CHALLENGE = Using the entries that follow, collect the lines where the word "content" appears.

RECORDS FOR THE EXERCISE =
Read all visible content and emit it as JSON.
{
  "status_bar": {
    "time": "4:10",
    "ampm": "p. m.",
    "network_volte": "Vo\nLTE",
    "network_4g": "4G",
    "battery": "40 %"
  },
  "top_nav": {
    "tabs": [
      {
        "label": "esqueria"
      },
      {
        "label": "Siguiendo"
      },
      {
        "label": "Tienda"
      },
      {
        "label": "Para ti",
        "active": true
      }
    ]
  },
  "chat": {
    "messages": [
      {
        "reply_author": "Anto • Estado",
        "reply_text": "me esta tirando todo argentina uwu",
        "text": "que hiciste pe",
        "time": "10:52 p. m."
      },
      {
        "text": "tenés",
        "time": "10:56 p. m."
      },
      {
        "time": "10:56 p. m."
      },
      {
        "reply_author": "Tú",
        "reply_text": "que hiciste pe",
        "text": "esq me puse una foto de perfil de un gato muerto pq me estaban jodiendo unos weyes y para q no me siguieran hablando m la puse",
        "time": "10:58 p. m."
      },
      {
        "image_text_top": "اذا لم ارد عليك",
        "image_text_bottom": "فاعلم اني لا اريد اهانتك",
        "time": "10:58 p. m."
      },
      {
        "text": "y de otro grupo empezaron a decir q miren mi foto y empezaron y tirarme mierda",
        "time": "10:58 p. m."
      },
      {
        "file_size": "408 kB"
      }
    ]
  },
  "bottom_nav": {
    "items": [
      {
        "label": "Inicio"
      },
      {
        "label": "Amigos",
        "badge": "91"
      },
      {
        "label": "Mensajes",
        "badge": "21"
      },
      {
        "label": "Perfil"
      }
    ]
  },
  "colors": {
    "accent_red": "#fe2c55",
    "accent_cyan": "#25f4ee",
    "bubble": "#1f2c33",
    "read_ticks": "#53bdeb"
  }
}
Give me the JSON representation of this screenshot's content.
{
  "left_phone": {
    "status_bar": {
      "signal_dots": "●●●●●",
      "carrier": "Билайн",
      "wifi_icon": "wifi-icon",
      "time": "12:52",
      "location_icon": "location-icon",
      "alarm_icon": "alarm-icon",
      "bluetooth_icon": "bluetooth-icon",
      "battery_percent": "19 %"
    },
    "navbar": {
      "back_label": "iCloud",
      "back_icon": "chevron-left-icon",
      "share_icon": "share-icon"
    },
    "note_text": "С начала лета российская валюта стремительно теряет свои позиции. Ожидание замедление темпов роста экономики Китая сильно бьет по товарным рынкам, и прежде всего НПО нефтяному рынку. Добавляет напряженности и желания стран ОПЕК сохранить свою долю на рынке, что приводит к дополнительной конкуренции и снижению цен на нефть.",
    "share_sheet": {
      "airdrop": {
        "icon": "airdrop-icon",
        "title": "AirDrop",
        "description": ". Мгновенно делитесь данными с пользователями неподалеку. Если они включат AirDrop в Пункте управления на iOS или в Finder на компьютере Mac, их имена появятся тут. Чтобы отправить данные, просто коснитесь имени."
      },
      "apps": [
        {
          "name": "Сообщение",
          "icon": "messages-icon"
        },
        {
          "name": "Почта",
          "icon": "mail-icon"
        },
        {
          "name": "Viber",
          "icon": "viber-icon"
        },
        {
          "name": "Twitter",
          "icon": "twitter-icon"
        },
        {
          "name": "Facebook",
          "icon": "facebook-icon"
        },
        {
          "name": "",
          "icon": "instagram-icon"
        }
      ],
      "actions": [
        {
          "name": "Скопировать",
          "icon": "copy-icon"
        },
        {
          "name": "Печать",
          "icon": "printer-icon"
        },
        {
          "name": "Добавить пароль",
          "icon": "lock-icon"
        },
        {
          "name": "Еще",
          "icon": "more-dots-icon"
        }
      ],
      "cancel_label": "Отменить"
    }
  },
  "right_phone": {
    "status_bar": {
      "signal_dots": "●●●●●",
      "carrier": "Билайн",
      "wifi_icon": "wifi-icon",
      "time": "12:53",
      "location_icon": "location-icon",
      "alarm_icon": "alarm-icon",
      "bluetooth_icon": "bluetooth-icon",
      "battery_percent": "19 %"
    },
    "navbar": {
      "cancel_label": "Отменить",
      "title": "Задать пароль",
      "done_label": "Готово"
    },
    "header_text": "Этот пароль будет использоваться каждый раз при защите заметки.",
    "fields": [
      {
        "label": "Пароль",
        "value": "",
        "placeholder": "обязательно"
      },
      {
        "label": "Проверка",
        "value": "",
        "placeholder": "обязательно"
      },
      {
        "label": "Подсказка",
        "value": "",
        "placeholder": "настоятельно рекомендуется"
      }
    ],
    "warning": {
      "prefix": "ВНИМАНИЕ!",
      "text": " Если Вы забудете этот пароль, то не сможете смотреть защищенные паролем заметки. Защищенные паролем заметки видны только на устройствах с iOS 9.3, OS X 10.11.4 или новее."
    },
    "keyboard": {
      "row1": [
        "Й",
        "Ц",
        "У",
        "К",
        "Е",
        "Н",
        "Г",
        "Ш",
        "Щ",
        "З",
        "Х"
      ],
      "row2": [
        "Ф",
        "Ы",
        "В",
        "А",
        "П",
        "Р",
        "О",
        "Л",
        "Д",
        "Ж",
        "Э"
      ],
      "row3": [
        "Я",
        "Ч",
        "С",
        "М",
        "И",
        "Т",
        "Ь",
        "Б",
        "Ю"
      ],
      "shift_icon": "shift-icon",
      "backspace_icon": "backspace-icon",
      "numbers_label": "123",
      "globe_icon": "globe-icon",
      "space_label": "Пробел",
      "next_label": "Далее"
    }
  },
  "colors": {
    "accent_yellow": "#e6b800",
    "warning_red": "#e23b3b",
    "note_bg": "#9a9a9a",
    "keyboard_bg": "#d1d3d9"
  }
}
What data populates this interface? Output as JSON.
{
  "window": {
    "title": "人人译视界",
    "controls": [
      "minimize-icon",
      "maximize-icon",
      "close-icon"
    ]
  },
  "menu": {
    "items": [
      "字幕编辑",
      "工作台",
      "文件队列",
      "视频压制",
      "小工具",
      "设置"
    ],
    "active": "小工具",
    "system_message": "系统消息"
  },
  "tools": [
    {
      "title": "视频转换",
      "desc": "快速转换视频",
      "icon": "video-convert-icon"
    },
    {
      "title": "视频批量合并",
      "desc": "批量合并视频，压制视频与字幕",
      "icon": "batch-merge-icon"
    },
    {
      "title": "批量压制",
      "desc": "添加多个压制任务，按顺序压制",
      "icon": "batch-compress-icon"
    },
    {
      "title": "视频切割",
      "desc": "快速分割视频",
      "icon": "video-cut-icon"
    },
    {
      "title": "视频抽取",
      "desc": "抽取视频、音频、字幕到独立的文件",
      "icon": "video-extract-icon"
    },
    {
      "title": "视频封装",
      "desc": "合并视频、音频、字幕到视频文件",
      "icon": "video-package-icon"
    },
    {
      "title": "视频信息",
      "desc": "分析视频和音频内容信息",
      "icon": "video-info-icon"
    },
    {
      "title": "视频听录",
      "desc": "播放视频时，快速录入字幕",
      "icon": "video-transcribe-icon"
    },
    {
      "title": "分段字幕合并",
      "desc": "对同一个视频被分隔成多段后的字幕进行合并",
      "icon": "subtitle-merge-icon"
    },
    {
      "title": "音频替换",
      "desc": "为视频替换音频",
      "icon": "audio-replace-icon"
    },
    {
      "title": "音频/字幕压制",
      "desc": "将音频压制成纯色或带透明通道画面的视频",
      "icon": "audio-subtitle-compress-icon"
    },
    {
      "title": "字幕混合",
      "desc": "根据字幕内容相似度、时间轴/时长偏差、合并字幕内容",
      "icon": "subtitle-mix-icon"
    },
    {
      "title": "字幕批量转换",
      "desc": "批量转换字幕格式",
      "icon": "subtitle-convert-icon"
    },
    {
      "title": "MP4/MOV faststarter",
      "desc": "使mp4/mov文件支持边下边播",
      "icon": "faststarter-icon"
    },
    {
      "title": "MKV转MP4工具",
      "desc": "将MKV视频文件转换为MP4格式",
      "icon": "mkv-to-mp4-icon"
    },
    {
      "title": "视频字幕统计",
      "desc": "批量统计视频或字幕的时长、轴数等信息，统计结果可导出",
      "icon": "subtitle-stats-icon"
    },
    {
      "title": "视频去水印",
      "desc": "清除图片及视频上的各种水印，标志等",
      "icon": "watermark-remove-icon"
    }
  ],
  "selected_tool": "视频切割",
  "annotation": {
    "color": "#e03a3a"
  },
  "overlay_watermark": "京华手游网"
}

RESULT OF THIS TASK =
Read all visible content and emit it as JSON.
Give me the JSON representation of this screenshot's content.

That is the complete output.